### Requirement:
Check each line of the records below for the word "expectancy" and copy those where it appears.

Data entries for graphics:
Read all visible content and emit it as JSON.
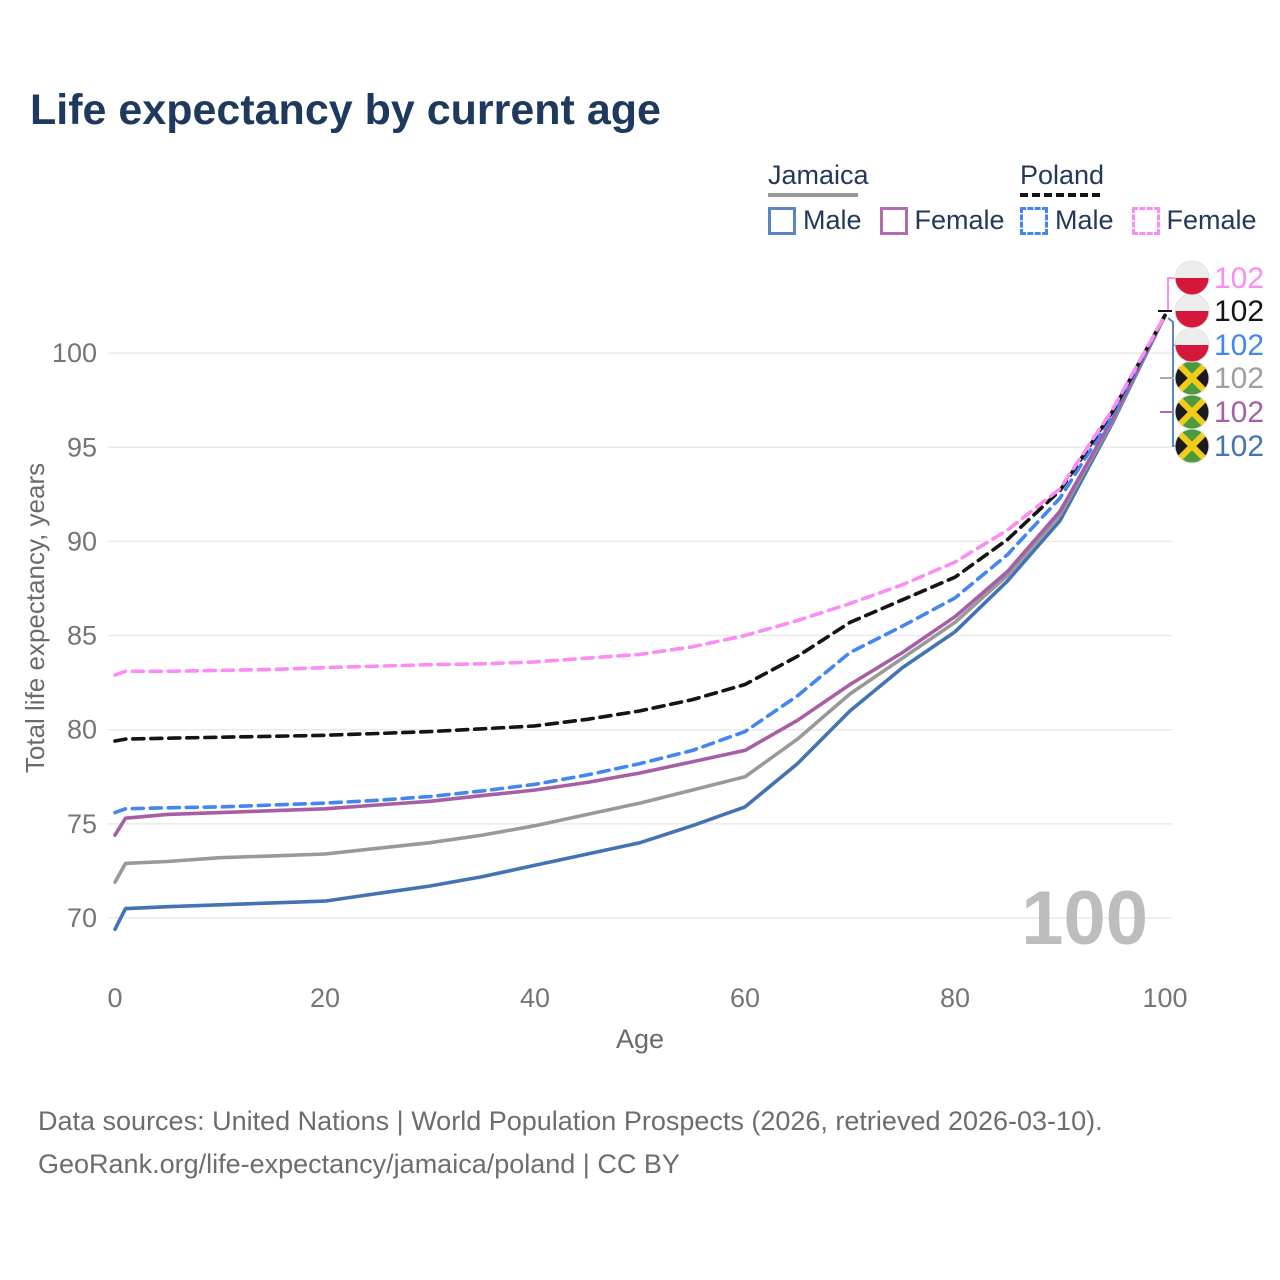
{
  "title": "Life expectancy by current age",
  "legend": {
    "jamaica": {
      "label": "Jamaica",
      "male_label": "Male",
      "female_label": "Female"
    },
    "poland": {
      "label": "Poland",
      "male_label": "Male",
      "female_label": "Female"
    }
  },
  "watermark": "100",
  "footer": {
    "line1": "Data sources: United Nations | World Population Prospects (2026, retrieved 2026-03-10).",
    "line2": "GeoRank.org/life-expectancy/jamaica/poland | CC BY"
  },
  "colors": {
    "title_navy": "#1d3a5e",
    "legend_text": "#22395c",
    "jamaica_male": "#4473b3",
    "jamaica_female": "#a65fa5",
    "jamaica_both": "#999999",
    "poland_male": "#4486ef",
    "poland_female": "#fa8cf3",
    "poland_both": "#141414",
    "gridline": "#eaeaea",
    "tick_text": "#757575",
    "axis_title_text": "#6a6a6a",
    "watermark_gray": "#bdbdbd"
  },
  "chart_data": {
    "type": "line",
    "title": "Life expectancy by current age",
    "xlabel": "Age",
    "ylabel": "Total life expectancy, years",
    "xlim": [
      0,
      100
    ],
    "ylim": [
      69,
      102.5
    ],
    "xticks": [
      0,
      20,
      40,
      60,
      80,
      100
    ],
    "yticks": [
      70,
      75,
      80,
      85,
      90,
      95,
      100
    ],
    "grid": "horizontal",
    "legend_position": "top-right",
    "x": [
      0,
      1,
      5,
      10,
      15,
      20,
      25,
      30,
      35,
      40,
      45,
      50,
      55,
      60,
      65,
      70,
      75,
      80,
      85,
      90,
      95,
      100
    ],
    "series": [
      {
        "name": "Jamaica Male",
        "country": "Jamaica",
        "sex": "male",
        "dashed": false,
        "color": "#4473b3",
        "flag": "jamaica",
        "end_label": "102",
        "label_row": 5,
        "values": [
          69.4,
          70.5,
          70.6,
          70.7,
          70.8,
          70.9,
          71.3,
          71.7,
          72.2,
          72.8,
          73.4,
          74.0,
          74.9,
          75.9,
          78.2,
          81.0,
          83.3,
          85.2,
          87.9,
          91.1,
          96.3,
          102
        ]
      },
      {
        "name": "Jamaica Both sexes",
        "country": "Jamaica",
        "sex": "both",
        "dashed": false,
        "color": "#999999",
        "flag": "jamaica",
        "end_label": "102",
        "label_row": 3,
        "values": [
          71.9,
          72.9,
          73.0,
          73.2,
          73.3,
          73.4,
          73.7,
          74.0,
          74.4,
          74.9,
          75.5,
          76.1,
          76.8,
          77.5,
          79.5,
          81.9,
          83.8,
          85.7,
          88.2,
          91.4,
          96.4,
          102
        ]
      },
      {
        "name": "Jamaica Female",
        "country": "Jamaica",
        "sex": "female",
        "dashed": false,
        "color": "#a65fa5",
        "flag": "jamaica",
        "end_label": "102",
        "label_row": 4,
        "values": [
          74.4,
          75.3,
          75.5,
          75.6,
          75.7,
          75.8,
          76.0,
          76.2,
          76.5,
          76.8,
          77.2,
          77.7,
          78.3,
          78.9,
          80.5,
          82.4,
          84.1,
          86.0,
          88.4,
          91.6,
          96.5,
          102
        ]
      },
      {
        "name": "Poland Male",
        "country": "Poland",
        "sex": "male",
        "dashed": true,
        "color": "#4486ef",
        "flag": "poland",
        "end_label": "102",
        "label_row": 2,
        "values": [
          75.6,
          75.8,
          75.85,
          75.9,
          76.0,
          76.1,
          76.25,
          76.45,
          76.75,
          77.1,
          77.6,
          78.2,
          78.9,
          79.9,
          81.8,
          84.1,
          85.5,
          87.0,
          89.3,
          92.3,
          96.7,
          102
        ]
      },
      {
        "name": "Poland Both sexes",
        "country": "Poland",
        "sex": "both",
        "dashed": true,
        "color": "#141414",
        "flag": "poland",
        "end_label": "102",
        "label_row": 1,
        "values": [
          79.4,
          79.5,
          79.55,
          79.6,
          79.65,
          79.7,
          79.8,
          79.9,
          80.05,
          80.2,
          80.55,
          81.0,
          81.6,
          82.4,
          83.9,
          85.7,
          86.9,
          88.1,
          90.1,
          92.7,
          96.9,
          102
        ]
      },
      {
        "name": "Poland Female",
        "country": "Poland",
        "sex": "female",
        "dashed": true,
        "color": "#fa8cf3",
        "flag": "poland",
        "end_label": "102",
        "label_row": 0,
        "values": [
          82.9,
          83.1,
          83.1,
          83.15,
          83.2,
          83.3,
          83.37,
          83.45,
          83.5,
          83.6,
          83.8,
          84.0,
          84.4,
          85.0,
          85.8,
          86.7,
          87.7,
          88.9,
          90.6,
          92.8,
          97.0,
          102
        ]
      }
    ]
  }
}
==
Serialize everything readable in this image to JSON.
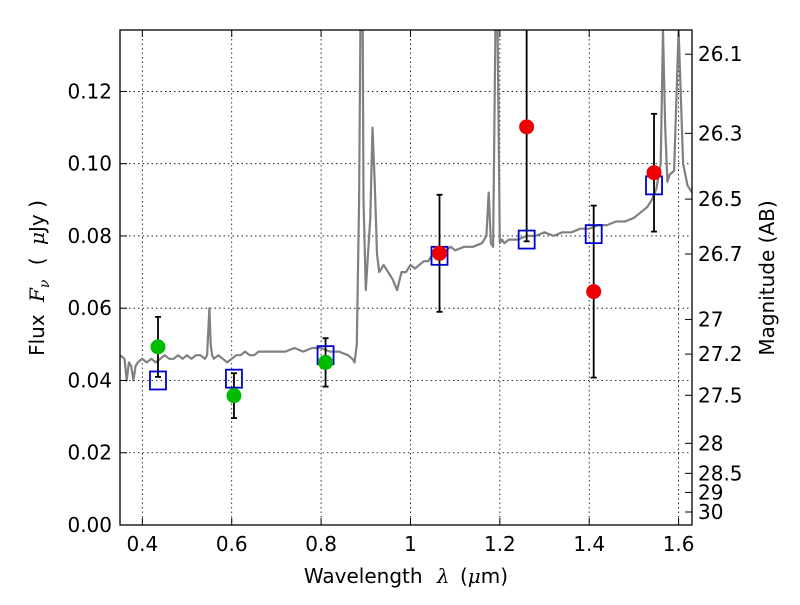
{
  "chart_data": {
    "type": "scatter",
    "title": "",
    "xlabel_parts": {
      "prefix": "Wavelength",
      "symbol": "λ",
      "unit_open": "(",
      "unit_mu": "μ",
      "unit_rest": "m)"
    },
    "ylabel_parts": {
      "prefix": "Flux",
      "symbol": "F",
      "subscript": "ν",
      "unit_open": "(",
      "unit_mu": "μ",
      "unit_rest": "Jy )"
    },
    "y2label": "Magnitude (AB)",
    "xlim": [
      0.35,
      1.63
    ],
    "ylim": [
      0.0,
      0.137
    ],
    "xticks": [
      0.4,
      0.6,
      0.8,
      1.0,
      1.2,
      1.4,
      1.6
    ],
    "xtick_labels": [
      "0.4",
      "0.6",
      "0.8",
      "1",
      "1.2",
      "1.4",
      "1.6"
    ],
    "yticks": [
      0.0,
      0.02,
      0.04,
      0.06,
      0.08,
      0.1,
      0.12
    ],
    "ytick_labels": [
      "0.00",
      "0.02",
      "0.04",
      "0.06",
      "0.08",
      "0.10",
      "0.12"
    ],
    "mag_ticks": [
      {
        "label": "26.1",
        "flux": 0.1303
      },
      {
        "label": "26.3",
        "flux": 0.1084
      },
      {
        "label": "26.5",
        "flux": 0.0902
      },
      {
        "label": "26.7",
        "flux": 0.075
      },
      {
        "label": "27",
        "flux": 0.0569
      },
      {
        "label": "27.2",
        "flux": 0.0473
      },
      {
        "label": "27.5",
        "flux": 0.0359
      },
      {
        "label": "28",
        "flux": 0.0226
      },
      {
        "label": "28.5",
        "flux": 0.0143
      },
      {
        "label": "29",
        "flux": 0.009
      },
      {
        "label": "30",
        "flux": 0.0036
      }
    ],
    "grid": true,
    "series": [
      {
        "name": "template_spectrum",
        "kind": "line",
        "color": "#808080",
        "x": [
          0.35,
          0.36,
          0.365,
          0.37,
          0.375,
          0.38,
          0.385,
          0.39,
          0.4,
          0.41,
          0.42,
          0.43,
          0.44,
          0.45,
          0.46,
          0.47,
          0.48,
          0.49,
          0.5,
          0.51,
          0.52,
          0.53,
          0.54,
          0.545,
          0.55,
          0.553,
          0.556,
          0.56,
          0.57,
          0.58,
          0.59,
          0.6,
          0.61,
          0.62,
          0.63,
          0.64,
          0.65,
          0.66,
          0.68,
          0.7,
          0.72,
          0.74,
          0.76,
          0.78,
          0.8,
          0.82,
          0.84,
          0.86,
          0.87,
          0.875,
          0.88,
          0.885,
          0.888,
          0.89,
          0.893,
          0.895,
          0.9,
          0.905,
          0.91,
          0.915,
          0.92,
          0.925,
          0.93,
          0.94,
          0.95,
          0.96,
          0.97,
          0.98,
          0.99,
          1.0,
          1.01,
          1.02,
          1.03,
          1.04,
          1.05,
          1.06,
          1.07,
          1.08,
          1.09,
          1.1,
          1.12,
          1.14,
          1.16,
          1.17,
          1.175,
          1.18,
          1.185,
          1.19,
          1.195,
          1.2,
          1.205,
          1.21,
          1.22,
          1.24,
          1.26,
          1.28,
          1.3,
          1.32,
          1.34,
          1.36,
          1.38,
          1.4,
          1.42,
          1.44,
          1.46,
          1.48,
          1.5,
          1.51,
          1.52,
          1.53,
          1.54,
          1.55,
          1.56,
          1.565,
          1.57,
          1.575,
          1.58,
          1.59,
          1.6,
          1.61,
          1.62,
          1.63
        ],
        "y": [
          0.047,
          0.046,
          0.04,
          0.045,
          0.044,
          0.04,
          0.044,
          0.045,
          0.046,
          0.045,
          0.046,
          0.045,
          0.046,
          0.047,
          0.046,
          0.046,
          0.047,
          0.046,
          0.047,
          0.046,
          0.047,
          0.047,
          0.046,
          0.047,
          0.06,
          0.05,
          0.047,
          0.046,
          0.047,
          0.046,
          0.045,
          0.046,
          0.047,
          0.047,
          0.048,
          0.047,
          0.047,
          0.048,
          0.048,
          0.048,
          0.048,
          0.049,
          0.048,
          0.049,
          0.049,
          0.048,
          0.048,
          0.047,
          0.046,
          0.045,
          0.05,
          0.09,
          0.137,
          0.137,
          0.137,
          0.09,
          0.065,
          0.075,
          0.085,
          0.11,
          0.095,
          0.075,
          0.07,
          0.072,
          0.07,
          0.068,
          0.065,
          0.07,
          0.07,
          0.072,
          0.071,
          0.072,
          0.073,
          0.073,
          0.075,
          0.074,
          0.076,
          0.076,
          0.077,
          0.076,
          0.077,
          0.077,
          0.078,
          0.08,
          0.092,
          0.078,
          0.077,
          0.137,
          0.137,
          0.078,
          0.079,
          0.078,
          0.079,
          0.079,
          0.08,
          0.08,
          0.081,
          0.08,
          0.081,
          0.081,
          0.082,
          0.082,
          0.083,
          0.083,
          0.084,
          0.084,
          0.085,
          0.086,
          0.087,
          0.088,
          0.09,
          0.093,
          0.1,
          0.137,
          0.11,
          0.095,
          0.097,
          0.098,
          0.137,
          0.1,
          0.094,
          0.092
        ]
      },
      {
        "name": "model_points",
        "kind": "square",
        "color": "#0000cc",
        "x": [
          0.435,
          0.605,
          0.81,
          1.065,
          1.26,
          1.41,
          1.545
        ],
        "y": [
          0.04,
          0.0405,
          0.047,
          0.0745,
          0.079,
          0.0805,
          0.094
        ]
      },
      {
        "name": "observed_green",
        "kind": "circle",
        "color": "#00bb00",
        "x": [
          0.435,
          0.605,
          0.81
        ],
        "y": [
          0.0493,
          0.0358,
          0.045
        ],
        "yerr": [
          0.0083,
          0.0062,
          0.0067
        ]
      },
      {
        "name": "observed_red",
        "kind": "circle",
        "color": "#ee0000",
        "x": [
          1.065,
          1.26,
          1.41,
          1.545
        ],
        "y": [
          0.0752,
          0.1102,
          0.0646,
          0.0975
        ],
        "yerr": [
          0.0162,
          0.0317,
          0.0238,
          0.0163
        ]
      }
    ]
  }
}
==
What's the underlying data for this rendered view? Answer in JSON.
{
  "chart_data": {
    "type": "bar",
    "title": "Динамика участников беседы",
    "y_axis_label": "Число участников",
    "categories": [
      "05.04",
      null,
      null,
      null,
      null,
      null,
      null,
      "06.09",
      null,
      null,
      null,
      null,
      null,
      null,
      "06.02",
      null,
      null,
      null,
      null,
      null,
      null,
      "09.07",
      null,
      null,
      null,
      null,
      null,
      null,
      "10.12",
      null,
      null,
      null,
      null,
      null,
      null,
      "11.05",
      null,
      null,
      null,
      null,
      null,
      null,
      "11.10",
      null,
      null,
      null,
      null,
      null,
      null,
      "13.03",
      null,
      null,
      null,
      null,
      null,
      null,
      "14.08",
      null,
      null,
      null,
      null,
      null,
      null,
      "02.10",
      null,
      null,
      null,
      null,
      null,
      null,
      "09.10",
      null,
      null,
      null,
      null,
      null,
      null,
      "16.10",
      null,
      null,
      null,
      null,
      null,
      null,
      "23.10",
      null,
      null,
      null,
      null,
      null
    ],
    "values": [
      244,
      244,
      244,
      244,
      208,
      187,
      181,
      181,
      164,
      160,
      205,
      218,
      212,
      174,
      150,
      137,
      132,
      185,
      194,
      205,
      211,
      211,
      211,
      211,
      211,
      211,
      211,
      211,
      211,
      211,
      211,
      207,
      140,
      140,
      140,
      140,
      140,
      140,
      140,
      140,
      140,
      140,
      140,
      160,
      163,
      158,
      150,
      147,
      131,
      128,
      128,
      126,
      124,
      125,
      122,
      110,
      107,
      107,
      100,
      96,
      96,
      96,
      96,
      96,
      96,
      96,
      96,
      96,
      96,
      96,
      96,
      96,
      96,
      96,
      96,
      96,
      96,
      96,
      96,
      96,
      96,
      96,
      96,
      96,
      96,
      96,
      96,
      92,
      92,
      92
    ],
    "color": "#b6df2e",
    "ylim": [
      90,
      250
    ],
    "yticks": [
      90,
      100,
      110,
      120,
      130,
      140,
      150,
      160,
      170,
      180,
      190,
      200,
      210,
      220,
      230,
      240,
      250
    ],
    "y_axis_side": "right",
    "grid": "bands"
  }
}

### Written answer:
  "title": "Life expectancy by current age",
    "line2": "GeoRank.org/life-expectancy/jamaica/poland | CC BY"
    "title": "Life expectancy by current age",
    "ylabel": "Total life expectancy, years",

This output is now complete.